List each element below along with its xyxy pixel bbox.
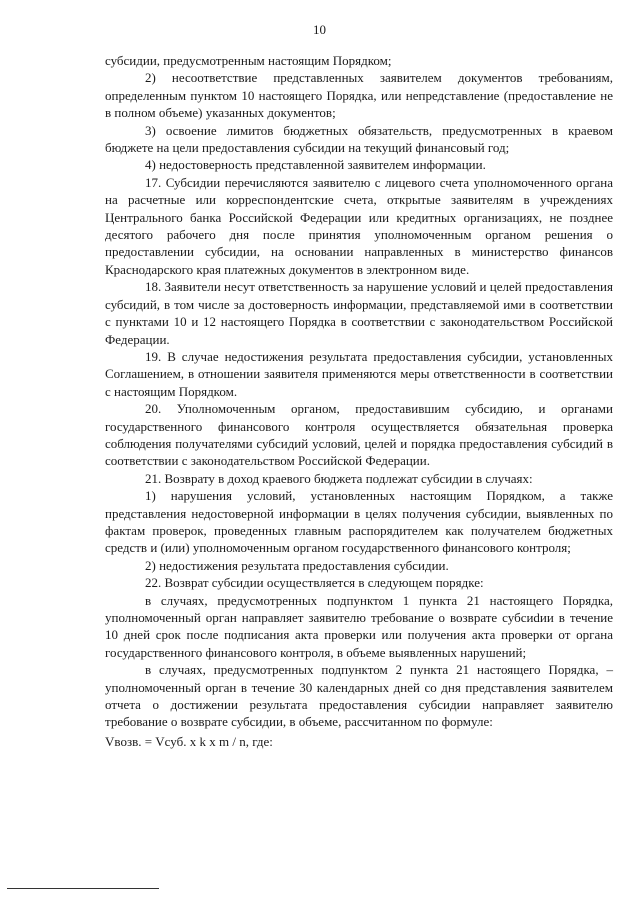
- paragraph: субсидии, предусмотренным настоящим Порядком;: [105, 53, 392, 68]
- paragraph: в случаях, предусмотренных подпунктом 2 пункта 21 настоящего Порядка, – уполномоченный орган в течение 30 календарных дней со дня представления заявителем отчета о достижении результата предоставления субсидии направляет заявителю требование о возврате субсидии, в объеме, рассчитанном по формуле:: [105, 662, 613, 730]
- paragraph: 17. Субсидии перечисляются заявителю с лицевого счета уполномоченного органа на расчетные или корреспондентские счета, открытые заявителям в учреждениях Центрального банка Российской Федерации или кредитных организациях, не позднее десятого рабочего дня после принятия уполномоченным органом решения о предоставлении субсидии, на основании направленных в министерство финансов Краснодарского края платежных документов в электронном виде.: [105, 174, 613, 277]
- paragraph: 4) недостоверность представленной заявителем информации.: [145, 157, 486, 173]
- paragraph: 3) освоение лимитов бюджетных обязательств, предусмотренных в краевом бюджете на цели предоставления субсидии на текущий финансовый год;: [105, 122, 613, 156]
- formula: Vвозв. = Vсуб. x k x m / n, где:: [105, 733, 273, 749]
- paragraph: 2) недостижения результата предоставления субсидии.: [145, 557, 449, 573]
- paragraph: 21. Возврату в доход краевого бюджета подлежат субсидии в случаях:: [145, 470, 533, 486]
- paragraph: 20. Уполномоченным органом, предоставившим субсидию, и органами государственного финансового контроля осуществляется обязательная проверка соблюдения получателями субсидий условий, целей и порядка предоставления субсидий в соответствии с законодательством Российской Федерации.: [105, 401, 613, 469]
- page-number: 10: [313, 22, 326, 37]
- paragraph: 1) нарушения условий, установленных настоящим Порядком, а также представления недостоверной информации в целях получения субсидии, выявленных по фактам проверок, проведенных главным распорядителем как получателем бюджетных средств и (или) уполномоченным органом государственного финансового контроля;: [105, 488, 613, 556]
- paragraph: 18. Заявители несут ответственность за нарушение условий и целей предоставления субсидий, в том числе за достоверность информации, представляемой ими в соответствии с пунктами 10 и 12 настоящего Порядка в соответствии с законодательством Российской Федерации.: [105, 279, 613, 347]
- paragraph: 22. Возврат субсидии осуществляется в следующем порядке:: [145, 575, 484, 591]
- footnote-divider: [7, 888, 159, 889]
- paragraph: 19. В случае недостижения результата предоставления субсидии, установленных Соглашением, в отношении заявителя применяются меры ответственности в соответствии с настоящим Порядком.: [105, 348, 613, 399]
- paragraph: 2) несоответствие представленных заявителем документов требованиям, определенным пунктом 10 настоящего Порядка, или непредставление (предоставление не в полном объеме) указанных документов;: [105, 70, 613, 121]
- paragraph: в случаях, предусмотренных подпунктом 1 пункта 21 настоящего Порядка, уполномоченный орган направляет заявителю требование о возврате субсиdии в течение 10 дней срок после подписания акта проверки или получения акта проверки от органа государственного финансового контроля, в объеме выявленных нарушений;: [105, 592, 613, 660]
- document-body: [105, 52, 613, 750]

^^^^^^^^

(WHAT TO PRODUCE) Transcribe every line of the items above word for word, and leave the pictures out of your answer.

(TASK ANSWER)
List each element below along with its xyxy pixel bbox.
- paragraph: субсидии, предусмотренным настоящим Порядком;: [105, 53, 392, 68]
- paragraph: в случаях, предусмотренных подпунктом 2 пункта 21 настоящего Порядка, – уполномоченный орган в течение 30 календарных дней со дня представления заявителем отчета о достижении результата предоставления субсидии направляет заявителю требование о возврате субсидии, в объеме, рассчитанном по формуле:: [105, 662, 613, 730]
- paragraph: 17. Субсидии перечисляются заявителю с лицевого счета уполномоченного органа на расчетные или корреспондентские счета, открытые заявителям в учреждениях Центрального банка Российской Федерации или кредитных организациях, не позднее десятого рабочего дня после принятия уполномоченным органом решения о предоставлении субсидии, на основании направленных в министерство финансов Краснодарского края платежных документов в электронном виде.: [105, 174, 613, 277]
- paragraph: 4) недостоверность представленной заявителем информации.: [145, 157, 486, 173]
- paragraph: 3) освоение лимитов бюджетных обязательств, предусмотренных в краевом бюджете на цели предоставления субсидии на текущий финансовый год;: [105, 122, 613, 156]
- formula: Vвозв. = Vсуб. x k x m / n, где:: [105, 733, 273, 749]
- paragraph: 2) недостижения результата предоставления субсидии.: [145, 557, 449, 573]
- paragraph: 21. Возврату в доход краевого бюджета подлежат субсидии в случаях:: [145, 470, 533, 486]
- paragraph: 20. Уполномоченным органом, предоставившим субсидию, и органами государственного финансового контроля осуществляется обязательная проверка соблюдения получателями субсидий условий, целей и порядка предоставления субсидий в соответствии с законодательством Российской Федерации.: [105, 401, 613, 469]
- page-number: 10: [313, 22, 326, 37]
- paragraph: 1) нарушения условий, установленных настоящим Порядком, а также представления недостоверной информации в целях получения субсидии, выявленных по фактам проверок, проведенных главным распорядителем как получателем бюджетных средств и (или) уполномоченным органом государственного финансового контроля;: [105, 488, 613, 556]
- paragraph: 18. Заявители несут ответственность за нарушение условий и целей предоставления субсидий, в том числе за достоверность информации, представляемой ими в соответствии с пунктами 10 и 12 настоящего Порядка в соответствии с законодательством Российской Федерации.: [105, 279, 613, 347]
- paragraph: 22. Возврат субсидии осуществляется в следующем порядке:: [145, 575, 484, 591]
- footnote-divider: [7, 888, 159, 889]
- paragraph: 19. В случае недостижения результата предоставления субсидии, установленных Соглашением, в отношении заявителя применяются меры ответственности в соответствии с настоящим Порядком.: [105, 348, 613, 399]
- paragraph: 2) несоответствие представленных заявителем документов требованиям, определенным пунктом 10 настоящего Порядка, или непредставление (предоставление не в полном объеме) указанных документов;: [105, 70, 613, 121]
- paragraph: в случаях, предусмотренных подпунктом 1 пункта 21 настоящего Порядка, уполномоченный орган направляет заявителю требование о возврате субсиdии в течение 10 дней срок после подписания акта проверки или получения акта проверки от органа государственного финансового контроля, в объеме выявленных нарушений;: [105, 592, 613, 660]
- document-body: [105, 52, 613, 750]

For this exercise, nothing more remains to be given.